======== Trecho de referência ========

O TSE aprovou, durante sessão extraordinária realizada nesta segunda (2), uma resolução que impõe restrições rigorosas ao emprego de inteligência artificial na propaganda eleitoral para o pleito de outubro daquele ano.
A principal medida proíbe a publicação, a republicação, inclusive gratuita, e o impulsionamento pago de novos conteúdos produzidos ou modificados por IA (ou tecnologias semelhantes) que envolvam imagens, vozes ou manifestações de candidatos ou figuras públicas. Essa vedação vale durante as 72 horas que antecedem cada turno da votação e as 24 horas subsequentes ao seu término.
O relator da proposta, ministro Kassio Nunes Marques, explicou que a restrição visa eliminar “surpresas indesejáveis” no momento mais sensível do calendário eleitoral, considerando os riscos ampliados pelo avanço das ferramentas de IA generativa.
Além disso, a norma determina que qualquer material manipulado para fins de campanha deve explicitar que foi fabricado artificialmente e informar qual tecnologia foi empregada. Plataformas que oferecem impulsionamento de conteúdo político-eleitoral ficam obrigadas a disponibilizar campo específico para declaração de uso de IA pelos responsáveis.

======== Listagem de dados ========

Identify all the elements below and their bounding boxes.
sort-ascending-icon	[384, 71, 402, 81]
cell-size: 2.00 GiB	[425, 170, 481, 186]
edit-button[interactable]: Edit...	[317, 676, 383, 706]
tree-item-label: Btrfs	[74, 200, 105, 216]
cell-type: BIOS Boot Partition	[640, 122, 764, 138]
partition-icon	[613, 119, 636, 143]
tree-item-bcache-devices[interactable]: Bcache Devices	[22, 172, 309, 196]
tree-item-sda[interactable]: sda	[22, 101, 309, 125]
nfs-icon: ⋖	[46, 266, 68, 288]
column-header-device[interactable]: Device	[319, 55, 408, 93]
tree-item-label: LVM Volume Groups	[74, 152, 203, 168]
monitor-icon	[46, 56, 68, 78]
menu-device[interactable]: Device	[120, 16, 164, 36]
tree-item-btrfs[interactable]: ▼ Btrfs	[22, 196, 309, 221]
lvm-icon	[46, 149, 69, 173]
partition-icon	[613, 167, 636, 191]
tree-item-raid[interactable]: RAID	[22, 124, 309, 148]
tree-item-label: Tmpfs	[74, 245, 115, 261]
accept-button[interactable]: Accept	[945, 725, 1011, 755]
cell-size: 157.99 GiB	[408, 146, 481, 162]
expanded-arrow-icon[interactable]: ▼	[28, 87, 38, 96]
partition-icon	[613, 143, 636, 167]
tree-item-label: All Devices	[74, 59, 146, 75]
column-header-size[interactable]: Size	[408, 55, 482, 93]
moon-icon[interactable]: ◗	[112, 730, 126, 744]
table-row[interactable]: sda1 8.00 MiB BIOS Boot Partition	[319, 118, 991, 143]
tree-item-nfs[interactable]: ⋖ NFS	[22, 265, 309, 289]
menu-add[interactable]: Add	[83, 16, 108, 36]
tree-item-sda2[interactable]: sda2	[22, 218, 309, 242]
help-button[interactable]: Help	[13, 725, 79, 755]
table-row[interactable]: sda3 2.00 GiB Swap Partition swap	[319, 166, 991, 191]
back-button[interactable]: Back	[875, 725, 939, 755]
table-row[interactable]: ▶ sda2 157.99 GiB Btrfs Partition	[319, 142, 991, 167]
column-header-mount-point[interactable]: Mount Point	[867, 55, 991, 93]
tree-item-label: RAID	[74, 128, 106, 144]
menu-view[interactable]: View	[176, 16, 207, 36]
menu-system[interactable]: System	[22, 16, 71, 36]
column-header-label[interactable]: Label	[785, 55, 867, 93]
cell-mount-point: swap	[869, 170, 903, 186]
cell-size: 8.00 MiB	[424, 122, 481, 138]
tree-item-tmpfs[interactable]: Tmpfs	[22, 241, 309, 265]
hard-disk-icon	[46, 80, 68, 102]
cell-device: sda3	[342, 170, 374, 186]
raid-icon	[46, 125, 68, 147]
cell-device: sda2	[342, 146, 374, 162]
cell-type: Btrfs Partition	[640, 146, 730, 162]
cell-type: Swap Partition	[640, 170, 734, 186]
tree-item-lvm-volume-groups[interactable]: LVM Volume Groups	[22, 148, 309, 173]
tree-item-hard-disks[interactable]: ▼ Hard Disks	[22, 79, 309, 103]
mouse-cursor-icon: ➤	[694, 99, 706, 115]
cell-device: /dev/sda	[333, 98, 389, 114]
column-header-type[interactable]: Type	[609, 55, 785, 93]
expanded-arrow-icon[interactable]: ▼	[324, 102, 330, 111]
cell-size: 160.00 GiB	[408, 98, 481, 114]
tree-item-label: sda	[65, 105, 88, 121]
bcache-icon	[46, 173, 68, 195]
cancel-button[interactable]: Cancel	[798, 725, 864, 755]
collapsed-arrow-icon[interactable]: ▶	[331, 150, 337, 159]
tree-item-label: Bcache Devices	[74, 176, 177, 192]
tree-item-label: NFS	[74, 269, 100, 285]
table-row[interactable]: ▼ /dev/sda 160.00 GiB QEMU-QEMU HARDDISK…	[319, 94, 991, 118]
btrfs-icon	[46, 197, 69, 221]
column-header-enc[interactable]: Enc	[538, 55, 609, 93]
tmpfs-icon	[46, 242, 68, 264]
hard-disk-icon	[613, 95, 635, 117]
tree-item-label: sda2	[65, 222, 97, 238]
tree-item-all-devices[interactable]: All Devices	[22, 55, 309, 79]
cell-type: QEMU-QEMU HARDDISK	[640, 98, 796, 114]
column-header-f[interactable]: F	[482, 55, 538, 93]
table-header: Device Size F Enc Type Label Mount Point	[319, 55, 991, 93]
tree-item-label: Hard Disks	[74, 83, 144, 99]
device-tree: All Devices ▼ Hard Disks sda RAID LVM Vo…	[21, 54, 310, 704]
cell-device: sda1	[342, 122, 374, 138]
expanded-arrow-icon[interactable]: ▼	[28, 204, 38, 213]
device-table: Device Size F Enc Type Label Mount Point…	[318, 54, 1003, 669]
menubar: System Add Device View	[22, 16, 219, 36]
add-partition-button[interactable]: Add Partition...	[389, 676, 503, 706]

========

Tarefas a realizar »
a – Diga se cada afirmação concorda com o texto sobre a resolução do TSE, respondendo sim ou não e citando as palavras decisivas do texto: (i) a proibição vale nas 72 horas anteriores a cada turno da votação; (ii) a resolução foi aprovada em sessão ordinária; (iii) o material manipulado deve informar a tecnologia usada.
b – Segundo o texto sobre a resolução do TSE, quem foi o relator da proposta?
c – Prossiga o texto sobre a resolução do TSE a partir do ponto em que ele termina.
Os itens não têm papel nenhum aqui.

Respostas por item »
a –
(i) Sim: "Essa vedação vale durante as 72 horas que antecedem cada turno da votação".
(ii) Não: "durante sessão extraordinária realizada nesta segunda (2)".
(iii) Sim: "informar qual tecnologia foi empregada".

b – O ministro Kassio Nunes Marques.

c –
Em caso de descumprimento, prevê-se a remoção imediata do material ou a indisponibilidade do serviço de comunicação, seja por iniciativa do provedor ou por ordem judicial.
A resolução faz parte de um pacote maior de regras aprovadas pelo plenário do TSE para disciplinar as eleições de 2026, incluindo normas sobre financiamento de campanhas, cotas para candidaturas femininas, indígenas e negras, combate à violência política de gênero, pesquisas eleitorais e outras medidas para garantir a integridade do processo.